Written task: Without the pictures, set down every line of the data exactly.

Dataset records on visual material
((
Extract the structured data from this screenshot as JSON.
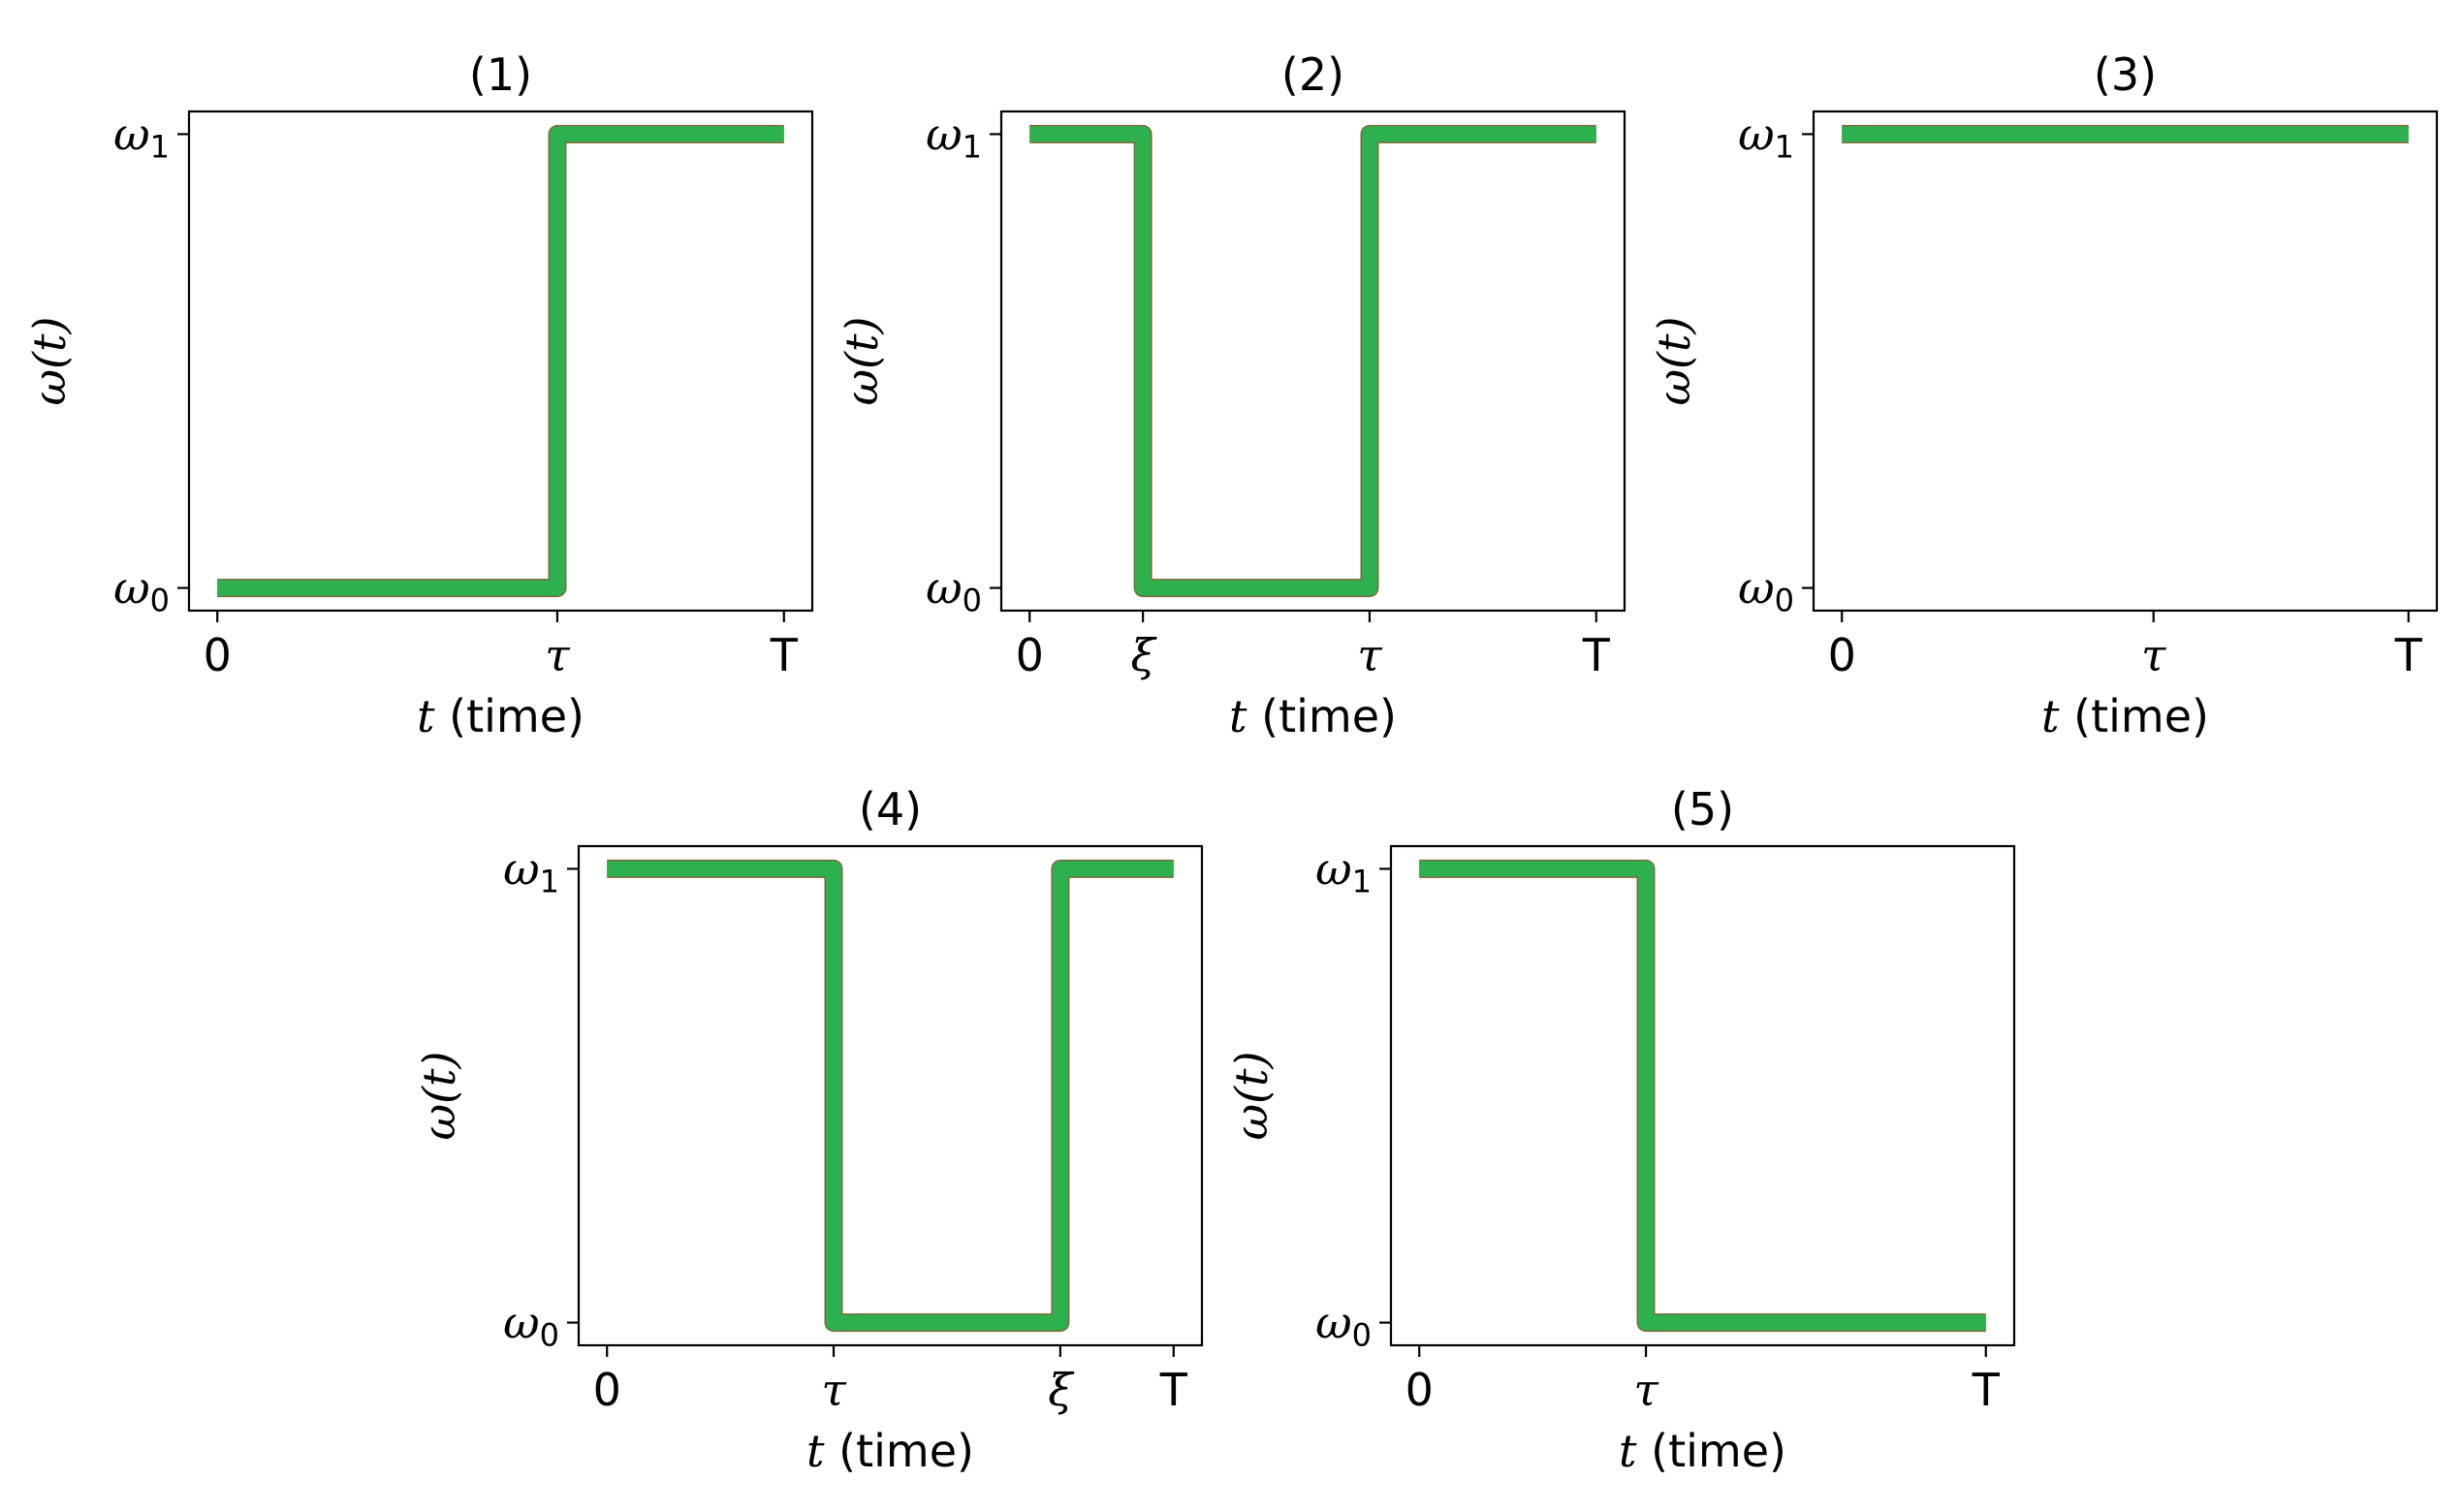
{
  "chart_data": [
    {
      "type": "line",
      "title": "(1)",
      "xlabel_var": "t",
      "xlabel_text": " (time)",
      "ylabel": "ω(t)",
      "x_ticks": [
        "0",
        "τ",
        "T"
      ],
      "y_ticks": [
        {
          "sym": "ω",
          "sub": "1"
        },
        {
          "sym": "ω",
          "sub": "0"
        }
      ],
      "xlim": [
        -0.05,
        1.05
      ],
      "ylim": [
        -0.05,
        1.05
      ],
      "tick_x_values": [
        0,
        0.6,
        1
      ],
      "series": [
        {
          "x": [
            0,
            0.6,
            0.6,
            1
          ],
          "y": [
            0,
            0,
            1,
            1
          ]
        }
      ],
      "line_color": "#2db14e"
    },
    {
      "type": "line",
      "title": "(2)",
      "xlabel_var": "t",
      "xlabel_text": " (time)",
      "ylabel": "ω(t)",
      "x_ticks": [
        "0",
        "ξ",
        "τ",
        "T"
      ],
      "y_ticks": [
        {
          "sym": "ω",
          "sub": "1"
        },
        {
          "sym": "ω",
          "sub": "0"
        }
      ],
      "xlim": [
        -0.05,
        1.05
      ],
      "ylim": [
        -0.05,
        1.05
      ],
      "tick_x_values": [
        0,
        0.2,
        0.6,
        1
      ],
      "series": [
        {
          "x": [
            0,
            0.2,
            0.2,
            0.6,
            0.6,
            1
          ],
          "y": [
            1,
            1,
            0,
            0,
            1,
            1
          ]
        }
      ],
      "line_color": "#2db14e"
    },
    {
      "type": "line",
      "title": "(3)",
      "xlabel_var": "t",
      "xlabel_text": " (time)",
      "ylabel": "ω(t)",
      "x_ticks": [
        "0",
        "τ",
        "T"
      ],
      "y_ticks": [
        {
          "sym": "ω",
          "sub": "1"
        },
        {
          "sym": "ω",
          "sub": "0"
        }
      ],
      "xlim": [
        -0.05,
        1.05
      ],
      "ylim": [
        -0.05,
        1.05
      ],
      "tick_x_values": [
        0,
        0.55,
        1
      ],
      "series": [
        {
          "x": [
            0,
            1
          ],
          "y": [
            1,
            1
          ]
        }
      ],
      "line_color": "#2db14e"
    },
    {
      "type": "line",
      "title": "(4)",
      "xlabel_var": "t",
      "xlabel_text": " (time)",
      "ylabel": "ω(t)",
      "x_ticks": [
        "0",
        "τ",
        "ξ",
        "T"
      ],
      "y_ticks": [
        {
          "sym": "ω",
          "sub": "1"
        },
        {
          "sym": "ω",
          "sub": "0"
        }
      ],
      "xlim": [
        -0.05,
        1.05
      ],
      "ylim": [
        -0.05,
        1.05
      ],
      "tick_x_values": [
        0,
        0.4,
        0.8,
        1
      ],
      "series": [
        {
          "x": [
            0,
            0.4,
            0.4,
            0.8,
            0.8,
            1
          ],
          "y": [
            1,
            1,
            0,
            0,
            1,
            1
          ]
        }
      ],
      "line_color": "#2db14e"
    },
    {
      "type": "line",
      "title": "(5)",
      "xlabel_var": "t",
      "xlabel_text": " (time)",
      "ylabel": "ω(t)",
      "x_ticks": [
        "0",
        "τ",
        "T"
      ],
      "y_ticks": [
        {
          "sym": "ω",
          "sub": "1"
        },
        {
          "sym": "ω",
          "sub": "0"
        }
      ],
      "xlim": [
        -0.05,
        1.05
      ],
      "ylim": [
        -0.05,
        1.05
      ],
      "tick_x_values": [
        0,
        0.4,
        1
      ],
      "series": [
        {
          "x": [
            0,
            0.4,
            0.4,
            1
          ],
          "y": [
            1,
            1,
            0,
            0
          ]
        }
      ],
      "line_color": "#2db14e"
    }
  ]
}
))
Exercise answer:
Extract the structured data from this screenshot as JSON.
{
  "chart_data": [
    {
      "type": "line",
      "title": "(1)",
      "xlabel_var": "t",
      "xlabel_text": " (time)",
      "ylabel": "ω(t)",
      "x_ticks": [
        "0",
        "τ",
        "T"
      ],
      "y_ticks": [
        {
          "sym": "ω",
          "sub": "1"
        },
        {
          "sym": "ω",
          "sub": "0"
        }
      ],
      "xlim": [
        -0.05,
        1.05
      ],
      "ylim": [
        -0.05,
        1.05
      ],
      "tick_x_values": [
        0,
        0.6,
        1
      ],
      "series": [
        {
          "x": [
            0,
            0.6,
            0.6,
            1
          ],
          "y": [
            0,
            0,
            1,
            1
          ]
        }
      ],
      "line_color": "#2db14e"
    },
    {
      "type": "line",
      "title": "(2)",
      "xlabel_var": "t",
      "xlabel_text": " (time)",
      "ylabel": "ω(t)",
      "x_ticks": [
        "0",
        "ξ",
        "τ",
        "T"
      ],
      "y_ticks": [
        {
          "sym": "ω",
          "sub": "1"
        },
        {
          "sym": "ω",
          "sub": "0"
        }
      ],
      "xlim": [
        -0.05,
        1.05
      ],
      "ylim": [
        -0.05,
        1.05
      ],
      "tick_x_values": [
        0,
        0.2,
        0.6,
        1
      ],
      "series": [
        {
          "x": [
            0,
            0.2,
            0.2,
            0.6,
            0.6,
            1
          ],
          "y": [
            1,
            1,
            0,
            0,
            1,
            1
          ]
        }
      ],
      "line_color": "#2db14e"
    },
    {
      "type": "line",
      "title": "(3)",
      "xlabel_var": "t",
      "xlabel_text": " (time)",
      "ylabel": "ω(t)",
      "x_ticks": [
        "0",
        "τ",
        "T"
      ],
      "y_ticks": [
        {
          "sym": "ω",
          "sub": "1"
        },
        {
          "sym": "ω",
          "sub": "0"
        }
      ],
      "xlim": [
        -0.05,
        1.05
      ],
      "ylim": [
        -0.05,
        1.05
      ],
      "tick_x_values": [
        0,
        0.55,
        1
      ],
      "series": [
        {
          "x": [
            0,
            1
          ],
          "y": [
            1,
            1
          ]
        }
      ],
      "line_color": "#2db14e"
    },
    {
      "type": "line",
      "title": "(4)",
      "xlabel_var": "t",
      "xlabel_text": " (time)",
      "ylabel": "ω(t)",
      "x_ticks": [
        "0",
        "τ",
        "ξ",
        "T"
      ],
      "y_ticks": [
        {
          "sym": "ω",
          "sub": "1"
        },
        {
          "sym": "ω",
          "sub": "0"
        }
      ],
      "xlim": [
        -0.05,
        1.05
      ],
      "ylim": [
        -0.05,
        1.05
      ],
      "tick_x_values": [
        0,
        0.4,
        0.8,
        1
      ],
      "series": [
        {
          "x": [
            0,
            0.4,
            0.4,
            0.8,
            0.8,
            1
          ],
          "y": [
            1,
            1,
            0,
            0,
            1,
            1
          ]
        }
      ],
      "line_color": "#2db14e"
    },
    {
      "type": "line",
      "title": "(5)",
      "xlabel_var": "t",
      "xlabel_text": " (time)",
      "ylabel": "ω(t)",
      "x_ticks": [
        "0",
        "τ",
        "T"
      ],
      "y_ticks": [
        {
          "sym": "ω",
          "sub": "1"
        },
        {
          "sym": "ω",
          "sub": "0"
        }
      ],
      "xlim": [
        -0.05,
        1.05
      ],
      "ylim": [
        -0.05,
        1.05
      ],
      "tick_x_values": [
        0,
        0.4,
        1
      ],
      "series": [
        {
          "x": [
            0,
            0.4,
            0.4,
            1
          ],
          "y": [
            1,
            1,
            0,
            0
          ]
        }
      ],
      "line_color": "#2db14e"
    }
  ]
}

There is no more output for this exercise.